● **TASK BRIEF**:
Present each line of the entries below that holds the word "以下列长度的三条线段为边".

● **SUPPLIED MATERIAL**:
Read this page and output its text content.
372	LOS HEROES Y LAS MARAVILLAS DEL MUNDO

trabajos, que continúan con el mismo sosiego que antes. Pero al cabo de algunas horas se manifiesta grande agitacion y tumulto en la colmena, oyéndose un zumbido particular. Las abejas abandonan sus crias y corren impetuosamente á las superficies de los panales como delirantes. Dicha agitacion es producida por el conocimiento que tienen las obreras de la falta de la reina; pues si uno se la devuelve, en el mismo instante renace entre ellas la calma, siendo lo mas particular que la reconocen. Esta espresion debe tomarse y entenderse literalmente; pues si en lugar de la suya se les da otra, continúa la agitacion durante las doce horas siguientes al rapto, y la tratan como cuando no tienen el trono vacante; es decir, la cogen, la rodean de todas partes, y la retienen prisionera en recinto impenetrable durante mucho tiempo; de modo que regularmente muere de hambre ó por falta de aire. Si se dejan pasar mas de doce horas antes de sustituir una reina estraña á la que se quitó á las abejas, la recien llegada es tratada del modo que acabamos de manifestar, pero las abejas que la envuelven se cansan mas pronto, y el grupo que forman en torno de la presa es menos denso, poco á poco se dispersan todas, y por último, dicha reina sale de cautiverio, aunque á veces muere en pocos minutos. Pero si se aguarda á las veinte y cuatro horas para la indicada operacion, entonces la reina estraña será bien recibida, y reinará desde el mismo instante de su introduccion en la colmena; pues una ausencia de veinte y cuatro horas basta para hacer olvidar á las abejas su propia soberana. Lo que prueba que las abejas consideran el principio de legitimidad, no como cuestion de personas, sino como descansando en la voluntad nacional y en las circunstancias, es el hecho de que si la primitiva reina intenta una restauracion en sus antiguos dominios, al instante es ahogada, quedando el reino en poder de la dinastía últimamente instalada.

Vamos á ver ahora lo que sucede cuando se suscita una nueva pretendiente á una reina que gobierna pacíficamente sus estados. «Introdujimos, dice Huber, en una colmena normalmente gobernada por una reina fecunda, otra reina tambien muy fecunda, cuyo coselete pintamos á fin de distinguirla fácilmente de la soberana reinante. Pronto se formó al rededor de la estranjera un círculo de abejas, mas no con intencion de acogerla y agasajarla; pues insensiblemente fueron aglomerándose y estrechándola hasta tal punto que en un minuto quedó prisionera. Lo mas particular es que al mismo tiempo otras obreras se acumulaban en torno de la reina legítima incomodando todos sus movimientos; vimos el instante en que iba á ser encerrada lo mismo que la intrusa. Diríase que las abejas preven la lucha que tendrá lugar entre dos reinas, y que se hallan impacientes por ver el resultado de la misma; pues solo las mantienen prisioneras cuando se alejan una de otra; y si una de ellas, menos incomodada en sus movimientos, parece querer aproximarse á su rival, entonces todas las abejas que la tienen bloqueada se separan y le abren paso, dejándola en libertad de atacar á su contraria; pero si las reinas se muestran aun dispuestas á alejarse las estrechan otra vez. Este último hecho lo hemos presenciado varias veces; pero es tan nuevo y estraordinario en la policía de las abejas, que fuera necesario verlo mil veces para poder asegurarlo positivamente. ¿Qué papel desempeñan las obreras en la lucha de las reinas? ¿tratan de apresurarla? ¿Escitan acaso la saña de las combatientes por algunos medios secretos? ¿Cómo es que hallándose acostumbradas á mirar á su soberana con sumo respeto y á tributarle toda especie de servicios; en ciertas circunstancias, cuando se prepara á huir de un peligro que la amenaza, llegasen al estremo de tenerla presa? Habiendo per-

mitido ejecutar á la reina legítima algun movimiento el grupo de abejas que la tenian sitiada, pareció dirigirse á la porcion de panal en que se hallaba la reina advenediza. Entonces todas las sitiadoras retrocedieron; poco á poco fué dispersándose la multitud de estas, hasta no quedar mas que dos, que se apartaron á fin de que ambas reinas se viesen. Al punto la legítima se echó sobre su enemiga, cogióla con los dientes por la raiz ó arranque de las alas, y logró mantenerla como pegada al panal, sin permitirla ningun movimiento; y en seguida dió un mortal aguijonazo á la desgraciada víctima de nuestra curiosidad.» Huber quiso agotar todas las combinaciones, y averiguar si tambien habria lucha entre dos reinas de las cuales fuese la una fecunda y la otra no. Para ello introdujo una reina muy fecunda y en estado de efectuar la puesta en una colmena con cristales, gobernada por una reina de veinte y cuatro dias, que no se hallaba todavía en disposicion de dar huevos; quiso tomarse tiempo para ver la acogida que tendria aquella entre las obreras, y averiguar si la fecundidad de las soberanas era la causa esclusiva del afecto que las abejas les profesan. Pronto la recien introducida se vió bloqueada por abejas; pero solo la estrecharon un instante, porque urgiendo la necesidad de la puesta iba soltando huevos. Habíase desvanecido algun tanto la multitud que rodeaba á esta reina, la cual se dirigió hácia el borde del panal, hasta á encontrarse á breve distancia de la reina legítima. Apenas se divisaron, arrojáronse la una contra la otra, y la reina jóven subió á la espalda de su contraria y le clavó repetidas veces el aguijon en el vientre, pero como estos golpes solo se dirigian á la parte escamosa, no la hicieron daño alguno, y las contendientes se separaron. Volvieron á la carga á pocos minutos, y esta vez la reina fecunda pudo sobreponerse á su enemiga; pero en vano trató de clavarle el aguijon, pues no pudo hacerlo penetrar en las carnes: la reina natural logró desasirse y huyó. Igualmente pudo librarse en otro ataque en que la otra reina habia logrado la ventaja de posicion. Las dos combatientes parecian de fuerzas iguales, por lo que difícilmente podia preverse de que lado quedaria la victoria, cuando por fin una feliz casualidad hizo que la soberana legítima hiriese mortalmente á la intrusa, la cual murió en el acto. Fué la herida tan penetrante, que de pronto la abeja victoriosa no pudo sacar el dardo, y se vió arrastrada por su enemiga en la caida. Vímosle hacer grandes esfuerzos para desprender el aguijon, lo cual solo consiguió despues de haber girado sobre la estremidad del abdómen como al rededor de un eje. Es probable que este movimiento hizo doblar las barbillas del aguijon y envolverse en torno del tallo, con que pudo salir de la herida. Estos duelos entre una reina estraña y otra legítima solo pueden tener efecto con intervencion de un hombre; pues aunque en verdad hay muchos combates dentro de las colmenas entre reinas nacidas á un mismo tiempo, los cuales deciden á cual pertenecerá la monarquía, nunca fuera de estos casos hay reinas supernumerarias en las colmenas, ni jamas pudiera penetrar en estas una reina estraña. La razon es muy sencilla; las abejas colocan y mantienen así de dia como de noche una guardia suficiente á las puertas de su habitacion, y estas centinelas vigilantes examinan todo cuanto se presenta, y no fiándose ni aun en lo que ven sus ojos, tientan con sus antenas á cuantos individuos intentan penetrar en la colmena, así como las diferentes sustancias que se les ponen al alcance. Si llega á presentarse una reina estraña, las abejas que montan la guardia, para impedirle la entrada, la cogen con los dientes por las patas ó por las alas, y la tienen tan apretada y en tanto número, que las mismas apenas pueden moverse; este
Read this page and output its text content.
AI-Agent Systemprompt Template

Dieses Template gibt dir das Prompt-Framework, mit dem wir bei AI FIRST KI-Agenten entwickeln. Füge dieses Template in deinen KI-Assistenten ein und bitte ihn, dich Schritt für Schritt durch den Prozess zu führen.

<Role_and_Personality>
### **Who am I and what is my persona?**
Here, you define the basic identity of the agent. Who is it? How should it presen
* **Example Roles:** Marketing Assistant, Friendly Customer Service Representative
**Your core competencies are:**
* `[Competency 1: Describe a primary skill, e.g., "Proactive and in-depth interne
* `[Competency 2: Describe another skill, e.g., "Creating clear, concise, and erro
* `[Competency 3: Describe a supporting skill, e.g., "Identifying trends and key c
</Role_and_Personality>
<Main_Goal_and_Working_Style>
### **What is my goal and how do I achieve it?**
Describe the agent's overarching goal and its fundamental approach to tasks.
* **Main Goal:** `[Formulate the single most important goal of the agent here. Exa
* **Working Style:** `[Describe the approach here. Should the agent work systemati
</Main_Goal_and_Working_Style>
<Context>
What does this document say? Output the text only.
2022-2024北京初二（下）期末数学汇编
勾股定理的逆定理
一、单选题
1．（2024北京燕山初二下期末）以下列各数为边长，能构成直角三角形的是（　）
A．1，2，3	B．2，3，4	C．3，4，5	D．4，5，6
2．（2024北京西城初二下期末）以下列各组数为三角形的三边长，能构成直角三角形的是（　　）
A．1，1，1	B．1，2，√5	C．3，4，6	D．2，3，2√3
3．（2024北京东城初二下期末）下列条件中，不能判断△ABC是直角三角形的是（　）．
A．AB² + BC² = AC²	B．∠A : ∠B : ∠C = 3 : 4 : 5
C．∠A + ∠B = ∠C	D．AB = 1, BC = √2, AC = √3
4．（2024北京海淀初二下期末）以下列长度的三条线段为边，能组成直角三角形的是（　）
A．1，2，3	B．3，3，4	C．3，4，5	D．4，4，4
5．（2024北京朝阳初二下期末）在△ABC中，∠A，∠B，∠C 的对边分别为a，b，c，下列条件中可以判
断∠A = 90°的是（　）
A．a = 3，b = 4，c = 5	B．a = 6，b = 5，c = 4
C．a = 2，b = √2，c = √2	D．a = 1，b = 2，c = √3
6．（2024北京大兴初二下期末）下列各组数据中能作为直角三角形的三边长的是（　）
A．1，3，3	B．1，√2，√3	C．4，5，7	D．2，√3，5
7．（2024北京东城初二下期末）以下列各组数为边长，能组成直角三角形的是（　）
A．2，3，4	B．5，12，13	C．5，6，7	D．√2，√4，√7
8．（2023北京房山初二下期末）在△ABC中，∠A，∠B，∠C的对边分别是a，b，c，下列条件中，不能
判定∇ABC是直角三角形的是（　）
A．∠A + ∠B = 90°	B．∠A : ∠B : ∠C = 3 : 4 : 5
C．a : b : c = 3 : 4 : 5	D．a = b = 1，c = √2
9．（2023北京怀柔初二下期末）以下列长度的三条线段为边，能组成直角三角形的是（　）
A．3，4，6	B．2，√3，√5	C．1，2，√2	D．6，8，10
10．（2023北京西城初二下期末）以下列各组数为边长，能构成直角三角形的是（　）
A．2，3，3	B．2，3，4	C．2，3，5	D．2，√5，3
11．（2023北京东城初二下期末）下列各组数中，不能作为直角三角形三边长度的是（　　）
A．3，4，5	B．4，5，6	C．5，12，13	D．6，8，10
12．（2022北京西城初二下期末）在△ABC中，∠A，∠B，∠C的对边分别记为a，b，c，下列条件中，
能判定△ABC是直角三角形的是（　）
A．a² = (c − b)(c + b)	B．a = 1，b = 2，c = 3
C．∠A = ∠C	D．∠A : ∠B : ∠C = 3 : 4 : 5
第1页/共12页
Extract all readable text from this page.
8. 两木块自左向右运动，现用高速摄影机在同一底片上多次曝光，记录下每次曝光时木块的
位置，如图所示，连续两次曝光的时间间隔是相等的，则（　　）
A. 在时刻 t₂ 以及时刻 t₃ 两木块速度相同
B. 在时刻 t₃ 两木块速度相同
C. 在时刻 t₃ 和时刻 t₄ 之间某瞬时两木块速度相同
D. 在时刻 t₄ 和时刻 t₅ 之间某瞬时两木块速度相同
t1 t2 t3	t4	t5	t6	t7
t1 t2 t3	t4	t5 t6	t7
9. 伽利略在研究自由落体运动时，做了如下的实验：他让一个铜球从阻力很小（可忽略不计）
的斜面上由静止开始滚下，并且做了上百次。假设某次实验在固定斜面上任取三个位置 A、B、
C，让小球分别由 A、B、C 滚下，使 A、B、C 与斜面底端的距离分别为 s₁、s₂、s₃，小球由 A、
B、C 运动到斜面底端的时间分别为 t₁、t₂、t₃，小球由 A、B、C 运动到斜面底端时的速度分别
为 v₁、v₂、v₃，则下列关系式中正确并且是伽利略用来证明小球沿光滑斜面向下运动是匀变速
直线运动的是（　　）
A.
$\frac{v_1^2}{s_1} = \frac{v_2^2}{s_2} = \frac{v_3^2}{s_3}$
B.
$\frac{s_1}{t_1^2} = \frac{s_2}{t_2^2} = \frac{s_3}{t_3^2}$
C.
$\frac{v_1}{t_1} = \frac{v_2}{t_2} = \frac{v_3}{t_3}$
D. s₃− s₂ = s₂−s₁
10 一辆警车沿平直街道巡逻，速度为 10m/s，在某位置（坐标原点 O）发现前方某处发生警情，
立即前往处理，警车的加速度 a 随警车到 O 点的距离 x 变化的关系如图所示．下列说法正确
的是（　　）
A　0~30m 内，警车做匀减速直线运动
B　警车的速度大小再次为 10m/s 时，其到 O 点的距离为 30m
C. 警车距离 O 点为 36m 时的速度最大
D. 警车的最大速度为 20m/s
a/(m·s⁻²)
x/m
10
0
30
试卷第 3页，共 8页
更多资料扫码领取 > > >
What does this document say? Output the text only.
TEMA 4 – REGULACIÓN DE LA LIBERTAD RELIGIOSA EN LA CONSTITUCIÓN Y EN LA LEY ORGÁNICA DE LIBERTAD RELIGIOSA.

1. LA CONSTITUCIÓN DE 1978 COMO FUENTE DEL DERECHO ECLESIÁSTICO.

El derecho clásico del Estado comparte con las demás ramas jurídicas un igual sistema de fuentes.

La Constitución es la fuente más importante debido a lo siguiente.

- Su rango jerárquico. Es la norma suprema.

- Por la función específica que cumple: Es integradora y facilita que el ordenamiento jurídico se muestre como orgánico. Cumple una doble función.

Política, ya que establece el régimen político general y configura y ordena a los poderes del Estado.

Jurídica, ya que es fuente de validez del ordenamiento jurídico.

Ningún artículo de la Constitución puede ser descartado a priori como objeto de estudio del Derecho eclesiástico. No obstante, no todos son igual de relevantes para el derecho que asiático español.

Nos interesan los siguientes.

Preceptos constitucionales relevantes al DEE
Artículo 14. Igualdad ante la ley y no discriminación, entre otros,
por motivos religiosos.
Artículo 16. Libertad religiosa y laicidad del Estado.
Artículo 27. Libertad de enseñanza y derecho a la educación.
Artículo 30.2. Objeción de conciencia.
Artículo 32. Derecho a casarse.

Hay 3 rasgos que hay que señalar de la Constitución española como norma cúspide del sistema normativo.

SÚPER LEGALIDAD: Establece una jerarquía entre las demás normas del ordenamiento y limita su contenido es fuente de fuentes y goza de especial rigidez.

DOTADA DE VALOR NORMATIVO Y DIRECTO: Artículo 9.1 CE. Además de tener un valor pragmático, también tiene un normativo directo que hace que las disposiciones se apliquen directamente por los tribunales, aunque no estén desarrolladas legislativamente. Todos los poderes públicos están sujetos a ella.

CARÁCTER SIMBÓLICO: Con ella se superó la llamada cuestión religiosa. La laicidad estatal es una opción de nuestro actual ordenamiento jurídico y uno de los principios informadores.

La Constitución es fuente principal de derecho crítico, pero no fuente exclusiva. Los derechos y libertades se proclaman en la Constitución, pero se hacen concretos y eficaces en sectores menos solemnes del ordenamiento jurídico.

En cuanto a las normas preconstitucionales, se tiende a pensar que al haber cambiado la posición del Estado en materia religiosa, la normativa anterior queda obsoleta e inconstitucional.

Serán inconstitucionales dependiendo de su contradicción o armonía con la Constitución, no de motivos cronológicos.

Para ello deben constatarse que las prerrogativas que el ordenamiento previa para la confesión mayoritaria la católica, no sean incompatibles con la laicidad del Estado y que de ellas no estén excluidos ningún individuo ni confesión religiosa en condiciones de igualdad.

● **CORRECT ANSWER**:
4．（2024北京海淀初二下期末）以下列长度的三条线段为边，能组成直角三角形的是（　）
9．（2023北京怀柔初二下期末）以下列长度的三条线段为边，能组成直角三角形的是（　）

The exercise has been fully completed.